_What is asked_
Check each line of the records below and collect those that include the word "content".

--- BEGIN Records supplied ---

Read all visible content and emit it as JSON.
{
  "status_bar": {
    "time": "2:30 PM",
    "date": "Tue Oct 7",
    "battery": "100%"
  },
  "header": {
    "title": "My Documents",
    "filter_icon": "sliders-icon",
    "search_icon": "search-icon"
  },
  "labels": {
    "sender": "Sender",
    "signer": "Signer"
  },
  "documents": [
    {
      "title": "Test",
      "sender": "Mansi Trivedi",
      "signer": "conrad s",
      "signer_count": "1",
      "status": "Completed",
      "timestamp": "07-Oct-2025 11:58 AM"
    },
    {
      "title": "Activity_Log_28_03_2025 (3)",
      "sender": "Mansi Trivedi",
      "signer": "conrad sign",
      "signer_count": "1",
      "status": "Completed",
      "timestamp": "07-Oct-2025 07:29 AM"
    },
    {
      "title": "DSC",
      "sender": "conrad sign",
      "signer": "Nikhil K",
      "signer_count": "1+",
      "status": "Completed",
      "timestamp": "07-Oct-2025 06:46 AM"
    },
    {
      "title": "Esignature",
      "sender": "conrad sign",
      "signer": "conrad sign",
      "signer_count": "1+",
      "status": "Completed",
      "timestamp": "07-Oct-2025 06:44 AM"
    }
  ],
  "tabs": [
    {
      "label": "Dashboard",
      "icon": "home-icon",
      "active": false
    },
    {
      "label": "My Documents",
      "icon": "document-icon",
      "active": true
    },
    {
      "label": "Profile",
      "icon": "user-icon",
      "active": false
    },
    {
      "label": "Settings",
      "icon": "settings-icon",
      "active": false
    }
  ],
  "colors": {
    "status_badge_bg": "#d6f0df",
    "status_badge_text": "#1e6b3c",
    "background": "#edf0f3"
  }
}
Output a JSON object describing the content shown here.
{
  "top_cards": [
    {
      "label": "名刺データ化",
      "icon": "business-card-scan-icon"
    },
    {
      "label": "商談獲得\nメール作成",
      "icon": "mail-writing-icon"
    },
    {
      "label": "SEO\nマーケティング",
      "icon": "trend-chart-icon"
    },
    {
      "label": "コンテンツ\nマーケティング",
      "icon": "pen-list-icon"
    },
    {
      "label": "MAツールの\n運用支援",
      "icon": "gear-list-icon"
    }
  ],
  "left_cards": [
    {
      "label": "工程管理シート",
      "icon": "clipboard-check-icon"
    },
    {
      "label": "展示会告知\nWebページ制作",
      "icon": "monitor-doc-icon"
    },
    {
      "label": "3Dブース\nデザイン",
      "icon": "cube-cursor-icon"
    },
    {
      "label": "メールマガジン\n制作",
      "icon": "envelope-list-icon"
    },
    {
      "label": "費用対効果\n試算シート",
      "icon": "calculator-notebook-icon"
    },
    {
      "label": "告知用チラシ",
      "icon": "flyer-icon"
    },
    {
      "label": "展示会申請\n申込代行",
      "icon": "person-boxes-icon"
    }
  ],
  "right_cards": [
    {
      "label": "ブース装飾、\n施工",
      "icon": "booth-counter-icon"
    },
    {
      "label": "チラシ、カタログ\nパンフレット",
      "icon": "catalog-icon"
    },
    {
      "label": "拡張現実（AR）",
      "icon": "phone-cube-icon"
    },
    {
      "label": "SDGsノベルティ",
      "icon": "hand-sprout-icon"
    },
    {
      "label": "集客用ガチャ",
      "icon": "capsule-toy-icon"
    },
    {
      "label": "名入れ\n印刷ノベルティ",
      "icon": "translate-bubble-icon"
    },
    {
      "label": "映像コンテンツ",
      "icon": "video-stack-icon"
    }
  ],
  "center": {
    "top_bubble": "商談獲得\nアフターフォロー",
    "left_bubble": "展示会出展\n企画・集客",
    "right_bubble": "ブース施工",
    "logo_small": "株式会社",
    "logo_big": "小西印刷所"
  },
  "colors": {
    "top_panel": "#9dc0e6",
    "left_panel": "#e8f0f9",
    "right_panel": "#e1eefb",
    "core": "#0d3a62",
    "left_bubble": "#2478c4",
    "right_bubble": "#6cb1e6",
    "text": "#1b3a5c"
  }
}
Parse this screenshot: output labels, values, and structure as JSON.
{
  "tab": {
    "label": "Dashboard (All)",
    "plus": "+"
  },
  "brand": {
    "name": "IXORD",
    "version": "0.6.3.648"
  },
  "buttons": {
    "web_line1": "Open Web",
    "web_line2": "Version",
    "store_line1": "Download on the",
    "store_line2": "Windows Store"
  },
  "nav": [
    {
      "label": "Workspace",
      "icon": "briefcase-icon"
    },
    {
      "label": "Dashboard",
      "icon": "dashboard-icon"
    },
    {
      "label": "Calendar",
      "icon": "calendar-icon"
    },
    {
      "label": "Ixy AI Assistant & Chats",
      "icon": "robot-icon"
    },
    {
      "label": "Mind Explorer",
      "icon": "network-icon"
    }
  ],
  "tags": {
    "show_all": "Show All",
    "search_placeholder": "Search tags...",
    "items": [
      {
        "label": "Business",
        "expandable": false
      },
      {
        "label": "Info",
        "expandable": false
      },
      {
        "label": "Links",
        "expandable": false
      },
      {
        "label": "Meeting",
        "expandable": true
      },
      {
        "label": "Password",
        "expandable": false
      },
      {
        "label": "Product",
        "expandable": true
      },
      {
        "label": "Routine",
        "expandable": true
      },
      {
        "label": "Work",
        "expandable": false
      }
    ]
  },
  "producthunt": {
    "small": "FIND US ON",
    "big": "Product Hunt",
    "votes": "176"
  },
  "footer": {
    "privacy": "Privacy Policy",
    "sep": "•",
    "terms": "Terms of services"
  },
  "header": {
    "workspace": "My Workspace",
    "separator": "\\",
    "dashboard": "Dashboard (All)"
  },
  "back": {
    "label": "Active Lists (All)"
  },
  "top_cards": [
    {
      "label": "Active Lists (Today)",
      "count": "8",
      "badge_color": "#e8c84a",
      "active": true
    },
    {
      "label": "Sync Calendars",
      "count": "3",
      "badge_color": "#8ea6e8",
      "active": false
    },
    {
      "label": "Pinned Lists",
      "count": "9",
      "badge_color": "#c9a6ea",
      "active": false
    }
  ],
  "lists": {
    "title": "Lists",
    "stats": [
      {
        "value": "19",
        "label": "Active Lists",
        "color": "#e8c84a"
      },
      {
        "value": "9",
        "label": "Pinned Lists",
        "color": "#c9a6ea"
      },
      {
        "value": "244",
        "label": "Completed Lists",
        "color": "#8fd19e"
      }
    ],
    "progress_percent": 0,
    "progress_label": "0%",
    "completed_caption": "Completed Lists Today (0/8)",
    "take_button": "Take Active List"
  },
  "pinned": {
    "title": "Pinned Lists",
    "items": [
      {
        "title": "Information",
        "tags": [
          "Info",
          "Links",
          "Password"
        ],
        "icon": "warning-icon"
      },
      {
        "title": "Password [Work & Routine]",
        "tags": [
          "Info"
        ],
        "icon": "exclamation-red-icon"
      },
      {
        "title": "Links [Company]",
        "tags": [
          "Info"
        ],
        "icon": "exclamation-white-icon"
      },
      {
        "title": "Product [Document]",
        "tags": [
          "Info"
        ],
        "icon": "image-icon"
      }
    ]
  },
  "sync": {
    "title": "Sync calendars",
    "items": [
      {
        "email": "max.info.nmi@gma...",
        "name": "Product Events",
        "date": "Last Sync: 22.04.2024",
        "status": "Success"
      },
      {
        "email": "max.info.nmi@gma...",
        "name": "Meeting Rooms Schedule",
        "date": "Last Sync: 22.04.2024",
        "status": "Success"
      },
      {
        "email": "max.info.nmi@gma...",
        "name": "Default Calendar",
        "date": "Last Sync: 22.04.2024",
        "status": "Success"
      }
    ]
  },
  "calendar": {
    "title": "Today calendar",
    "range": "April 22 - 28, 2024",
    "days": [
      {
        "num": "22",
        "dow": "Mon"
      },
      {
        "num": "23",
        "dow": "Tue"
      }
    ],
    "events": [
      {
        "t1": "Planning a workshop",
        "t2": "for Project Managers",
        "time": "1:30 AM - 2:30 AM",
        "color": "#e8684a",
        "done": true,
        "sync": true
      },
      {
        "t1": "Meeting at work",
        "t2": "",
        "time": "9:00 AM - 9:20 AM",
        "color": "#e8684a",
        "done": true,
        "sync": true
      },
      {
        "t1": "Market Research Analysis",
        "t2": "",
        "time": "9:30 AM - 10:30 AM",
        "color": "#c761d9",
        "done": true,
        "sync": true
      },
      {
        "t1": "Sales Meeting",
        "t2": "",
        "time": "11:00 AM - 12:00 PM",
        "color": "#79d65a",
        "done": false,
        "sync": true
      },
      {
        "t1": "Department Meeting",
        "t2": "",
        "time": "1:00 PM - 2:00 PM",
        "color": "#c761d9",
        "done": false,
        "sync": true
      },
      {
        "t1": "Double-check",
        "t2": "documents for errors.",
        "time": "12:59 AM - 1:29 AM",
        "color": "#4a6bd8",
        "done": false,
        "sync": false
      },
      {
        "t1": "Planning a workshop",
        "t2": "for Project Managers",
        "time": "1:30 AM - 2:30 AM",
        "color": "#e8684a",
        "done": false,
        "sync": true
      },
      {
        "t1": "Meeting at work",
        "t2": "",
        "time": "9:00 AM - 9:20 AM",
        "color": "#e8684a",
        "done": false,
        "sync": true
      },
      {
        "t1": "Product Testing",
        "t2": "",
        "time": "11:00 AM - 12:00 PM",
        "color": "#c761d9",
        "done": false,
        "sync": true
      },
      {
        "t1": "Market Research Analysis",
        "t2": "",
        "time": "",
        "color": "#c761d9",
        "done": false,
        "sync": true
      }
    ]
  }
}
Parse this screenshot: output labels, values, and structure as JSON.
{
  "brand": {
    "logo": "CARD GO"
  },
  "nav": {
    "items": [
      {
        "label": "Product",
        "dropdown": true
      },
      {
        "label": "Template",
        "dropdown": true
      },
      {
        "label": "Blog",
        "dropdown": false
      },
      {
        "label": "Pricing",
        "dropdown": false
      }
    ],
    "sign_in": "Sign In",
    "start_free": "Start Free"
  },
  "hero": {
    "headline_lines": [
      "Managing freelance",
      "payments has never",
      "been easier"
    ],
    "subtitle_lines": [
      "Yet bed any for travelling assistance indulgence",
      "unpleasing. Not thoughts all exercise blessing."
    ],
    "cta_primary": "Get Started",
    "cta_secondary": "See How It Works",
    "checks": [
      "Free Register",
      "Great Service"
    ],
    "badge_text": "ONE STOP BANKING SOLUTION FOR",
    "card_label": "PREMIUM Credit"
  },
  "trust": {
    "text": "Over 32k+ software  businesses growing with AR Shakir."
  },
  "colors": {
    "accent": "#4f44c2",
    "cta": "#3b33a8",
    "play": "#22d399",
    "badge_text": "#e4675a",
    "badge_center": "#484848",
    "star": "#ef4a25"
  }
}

--- END Records supplied ---

_Full answer_
Read all visible content and emit it as JSON.
Output a JSON object describing the content shown here.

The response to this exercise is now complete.